Task description >> Return the listing below unchanged, from its first line through the line with "dialog-launcher-icon[interactable]: ⬊ xyxy=(618,231,627,244)", and stop there.
§ §
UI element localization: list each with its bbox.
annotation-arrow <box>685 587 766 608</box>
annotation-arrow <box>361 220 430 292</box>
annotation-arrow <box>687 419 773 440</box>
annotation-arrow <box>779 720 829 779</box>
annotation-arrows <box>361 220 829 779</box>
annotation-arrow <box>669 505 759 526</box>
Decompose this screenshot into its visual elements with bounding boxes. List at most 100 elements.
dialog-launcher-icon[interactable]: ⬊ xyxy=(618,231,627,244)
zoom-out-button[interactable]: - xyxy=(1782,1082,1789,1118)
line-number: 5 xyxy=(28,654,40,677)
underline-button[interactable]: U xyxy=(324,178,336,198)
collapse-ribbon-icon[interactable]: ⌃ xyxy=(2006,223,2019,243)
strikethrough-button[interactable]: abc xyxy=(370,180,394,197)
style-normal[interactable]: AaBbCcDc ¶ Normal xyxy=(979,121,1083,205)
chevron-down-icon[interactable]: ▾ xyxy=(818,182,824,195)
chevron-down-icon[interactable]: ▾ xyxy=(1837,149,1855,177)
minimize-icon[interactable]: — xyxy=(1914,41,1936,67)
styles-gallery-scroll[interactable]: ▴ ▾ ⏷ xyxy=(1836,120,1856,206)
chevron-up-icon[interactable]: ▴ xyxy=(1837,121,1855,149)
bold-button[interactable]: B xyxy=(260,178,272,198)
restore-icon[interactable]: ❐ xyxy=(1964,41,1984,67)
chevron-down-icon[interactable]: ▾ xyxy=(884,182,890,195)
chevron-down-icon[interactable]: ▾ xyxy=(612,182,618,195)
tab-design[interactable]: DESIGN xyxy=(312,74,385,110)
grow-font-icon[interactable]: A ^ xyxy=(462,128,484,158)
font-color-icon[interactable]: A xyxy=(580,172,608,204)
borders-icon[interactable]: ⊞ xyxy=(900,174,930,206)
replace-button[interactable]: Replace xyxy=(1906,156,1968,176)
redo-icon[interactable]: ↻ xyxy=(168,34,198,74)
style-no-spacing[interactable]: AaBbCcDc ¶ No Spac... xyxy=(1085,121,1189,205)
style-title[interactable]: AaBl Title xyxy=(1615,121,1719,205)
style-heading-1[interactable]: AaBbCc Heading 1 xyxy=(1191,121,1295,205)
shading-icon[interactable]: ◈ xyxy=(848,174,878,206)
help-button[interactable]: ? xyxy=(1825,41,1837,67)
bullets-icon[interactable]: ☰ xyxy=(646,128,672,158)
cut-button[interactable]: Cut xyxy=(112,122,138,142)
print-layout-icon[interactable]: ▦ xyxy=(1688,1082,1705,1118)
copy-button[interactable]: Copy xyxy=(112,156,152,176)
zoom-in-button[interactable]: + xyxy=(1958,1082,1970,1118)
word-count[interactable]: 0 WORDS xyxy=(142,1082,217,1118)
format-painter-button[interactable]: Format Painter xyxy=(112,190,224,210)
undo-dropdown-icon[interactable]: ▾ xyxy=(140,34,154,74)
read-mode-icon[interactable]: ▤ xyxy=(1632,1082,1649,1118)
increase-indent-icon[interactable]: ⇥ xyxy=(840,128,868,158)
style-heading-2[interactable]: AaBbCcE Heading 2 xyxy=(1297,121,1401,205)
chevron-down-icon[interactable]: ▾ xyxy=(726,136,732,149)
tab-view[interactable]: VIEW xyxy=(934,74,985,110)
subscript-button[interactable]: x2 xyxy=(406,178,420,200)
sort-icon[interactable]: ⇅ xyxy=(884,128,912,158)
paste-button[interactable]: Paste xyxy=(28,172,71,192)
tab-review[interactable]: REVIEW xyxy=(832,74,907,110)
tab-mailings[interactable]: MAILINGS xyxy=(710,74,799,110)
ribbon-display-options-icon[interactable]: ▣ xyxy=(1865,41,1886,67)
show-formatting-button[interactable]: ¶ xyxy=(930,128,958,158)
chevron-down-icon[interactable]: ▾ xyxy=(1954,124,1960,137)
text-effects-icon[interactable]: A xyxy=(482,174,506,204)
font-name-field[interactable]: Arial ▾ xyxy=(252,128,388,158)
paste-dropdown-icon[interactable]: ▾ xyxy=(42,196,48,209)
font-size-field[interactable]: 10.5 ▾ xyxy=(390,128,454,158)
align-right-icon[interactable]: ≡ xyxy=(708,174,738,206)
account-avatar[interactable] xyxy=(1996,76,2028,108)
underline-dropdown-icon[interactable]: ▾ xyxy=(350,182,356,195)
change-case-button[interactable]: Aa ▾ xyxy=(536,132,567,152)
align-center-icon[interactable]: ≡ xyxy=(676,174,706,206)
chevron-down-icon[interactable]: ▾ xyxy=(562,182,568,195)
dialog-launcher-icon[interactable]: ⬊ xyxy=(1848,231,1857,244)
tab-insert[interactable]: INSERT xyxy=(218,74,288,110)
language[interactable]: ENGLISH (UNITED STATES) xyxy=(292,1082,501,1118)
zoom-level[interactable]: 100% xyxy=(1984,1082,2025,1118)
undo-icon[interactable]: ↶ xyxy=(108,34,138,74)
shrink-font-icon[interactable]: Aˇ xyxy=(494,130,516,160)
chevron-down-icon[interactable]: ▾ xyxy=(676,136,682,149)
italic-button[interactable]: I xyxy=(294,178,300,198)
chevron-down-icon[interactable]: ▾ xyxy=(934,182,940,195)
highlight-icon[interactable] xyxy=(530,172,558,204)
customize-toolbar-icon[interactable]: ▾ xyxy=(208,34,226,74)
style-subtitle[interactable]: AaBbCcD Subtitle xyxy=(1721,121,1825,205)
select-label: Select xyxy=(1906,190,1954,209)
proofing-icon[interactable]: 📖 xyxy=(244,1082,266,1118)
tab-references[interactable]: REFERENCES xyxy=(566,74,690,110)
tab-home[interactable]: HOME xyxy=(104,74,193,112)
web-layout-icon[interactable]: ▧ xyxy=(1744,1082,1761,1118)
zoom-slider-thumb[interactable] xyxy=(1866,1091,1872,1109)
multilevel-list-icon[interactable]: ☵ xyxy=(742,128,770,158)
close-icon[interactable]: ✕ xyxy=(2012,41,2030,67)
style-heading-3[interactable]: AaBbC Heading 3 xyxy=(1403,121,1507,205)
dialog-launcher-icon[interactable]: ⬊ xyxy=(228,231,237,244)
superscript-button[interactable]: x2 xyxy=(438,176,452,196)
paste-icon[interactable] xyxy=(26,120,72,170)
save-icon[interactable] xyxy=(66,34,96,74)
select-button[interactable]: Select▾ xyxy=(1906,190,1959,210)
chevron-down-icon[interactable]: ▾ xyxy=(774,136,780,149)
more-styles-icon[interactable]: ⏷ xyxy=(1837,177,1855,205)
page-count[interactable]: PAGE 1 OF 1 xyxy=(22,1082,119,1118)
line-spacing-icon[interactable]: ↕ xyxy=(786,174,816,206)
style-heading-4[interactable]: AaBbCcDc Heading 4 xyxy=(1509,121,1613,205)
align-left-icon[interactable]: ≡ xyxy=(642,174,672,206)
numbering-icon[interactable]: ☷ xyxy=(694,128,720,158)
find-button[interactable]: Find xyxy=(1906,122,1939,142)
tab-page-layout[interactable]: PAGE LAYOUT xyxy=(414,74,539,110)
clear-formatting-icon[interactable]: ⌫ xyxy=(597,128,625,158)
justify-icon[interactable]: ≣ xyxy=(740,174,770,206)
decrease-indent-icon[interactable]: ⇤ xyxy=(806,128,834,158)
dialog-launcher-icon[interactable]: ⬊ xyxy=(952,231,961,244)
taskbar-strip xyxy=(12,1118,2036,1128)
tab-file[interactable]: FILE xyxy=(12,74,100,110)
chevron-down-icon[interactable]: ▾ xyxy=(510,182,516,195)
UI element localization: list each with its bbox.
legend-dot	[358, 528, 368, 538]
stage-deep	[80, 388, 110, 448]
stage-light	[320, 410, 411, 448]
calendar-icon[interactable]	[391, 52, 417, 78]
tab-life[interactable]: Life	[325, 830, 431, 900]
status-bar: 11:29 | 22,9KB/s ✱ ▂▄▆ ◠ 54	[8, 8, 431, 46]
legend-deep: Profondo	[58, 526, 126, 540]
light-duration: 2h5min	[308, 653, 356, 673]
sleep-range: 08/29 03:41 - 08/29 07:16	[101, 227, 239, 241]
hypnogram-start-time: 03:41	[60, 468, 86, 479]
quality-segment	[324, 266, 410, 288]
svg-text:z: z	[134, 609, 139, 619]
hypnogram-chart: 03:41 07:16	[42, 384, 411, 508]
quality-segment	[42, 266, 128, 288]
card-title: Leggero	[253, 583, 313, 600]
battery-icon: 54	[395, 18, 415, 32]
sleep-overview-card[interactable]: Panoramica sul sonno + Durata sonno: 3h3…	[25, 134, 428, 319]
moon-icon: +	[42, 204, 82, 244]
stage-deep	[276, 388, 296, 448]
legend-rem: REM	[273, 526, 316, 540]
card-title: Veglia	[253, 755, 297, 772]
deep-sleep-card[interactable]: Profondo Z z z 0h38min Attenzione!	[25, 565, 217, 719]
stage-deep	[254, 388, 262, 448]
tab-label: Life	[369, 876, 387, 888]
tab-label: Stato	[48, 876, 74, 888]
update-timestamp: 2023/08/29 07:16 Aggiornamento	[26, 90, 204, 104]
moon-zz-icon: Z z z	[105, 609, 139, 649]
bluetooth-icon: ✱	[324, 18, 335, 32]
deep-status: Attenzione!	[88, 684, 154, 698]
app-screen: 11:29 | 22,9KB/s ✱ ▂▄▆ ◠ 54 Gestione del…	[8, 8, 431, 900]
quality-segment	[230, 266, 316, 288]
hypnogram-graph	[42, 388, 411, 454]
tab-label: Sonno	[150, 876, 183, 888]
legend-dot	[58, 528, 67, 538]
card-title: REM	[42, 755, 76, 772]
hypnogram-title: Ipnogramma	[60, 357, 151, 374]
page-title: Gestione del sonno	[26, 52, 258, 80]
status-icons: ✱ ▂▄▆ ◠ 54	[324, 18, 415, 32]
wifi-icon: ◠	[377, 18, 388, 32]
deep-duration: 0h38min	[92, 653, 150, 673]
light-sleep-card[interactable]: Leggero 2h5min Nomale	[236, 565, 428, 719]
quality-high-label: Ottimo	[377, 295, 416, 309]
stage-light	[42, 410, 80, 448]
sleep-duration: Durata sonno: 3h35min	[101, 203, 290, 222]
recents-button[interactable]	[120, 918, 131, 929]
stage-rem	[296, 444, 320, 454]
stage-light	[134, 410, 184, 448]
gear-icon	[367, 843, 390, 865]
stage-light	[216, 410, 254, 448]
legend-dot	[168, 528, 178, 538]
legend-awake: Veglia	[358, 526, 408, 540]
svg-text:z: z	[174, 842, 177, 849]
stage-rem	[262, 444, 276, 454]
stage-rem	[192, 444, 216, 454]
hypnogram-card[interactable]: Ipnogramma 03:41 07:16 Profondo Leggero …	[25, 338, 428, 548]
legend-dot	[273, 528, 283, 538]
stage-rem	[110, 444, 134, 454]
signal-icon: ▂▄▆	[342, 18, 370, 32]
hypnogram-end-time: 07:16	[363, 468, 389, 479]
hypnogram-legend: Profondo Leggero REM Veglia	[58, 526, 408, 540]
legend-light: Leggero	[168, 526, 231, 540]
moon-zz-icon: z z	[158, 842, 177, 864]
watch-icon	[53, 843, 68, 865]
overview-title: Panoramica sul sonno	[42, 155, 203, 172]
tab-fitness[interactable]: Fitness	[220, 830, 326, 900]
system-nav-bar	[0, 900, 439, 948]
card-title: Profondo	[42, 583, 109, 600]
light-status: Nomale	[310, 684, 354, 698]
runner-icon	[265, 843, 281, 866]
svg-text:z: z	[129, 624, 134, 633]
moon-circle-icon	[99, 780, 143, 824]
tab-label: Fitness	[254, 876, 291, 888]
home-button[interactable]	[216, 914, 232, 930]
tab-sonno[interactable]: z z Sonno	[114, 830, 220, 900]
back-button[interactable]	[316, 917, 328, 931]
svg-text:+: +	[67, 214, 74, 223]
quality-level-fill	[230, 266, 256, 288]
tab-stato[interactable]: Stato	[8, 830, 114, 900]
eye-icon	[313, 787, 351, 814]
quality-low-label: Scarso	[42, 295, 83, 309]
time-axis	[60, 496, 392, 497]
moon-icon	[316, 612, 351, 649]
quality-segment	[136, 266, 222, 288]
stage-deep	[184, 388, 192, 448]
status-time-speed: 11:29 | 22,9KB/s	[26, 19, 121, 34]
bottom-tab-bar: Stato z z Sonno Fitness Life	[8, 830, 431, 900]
§ §
Result below >>
UI element localization: list each with its bbox.
annotation-arrow <box>685 587 766 608</box>
annotation-arrow <box>361 220 430 292</box>
annotation-arrow <box>687 419 773 440</box>
annotation-arrow <box>779 720 829 779</box>
annotation-arrows <box>361 220 829 779</box>
annotation-arrow <box>669 505 759 526</box>
Decompose this screenshot into its visual elements with bounding boxes. List at most 100 elements.
dialog-launcher-icon[interactable]: ⬊ xyxy=(618,231,627,244)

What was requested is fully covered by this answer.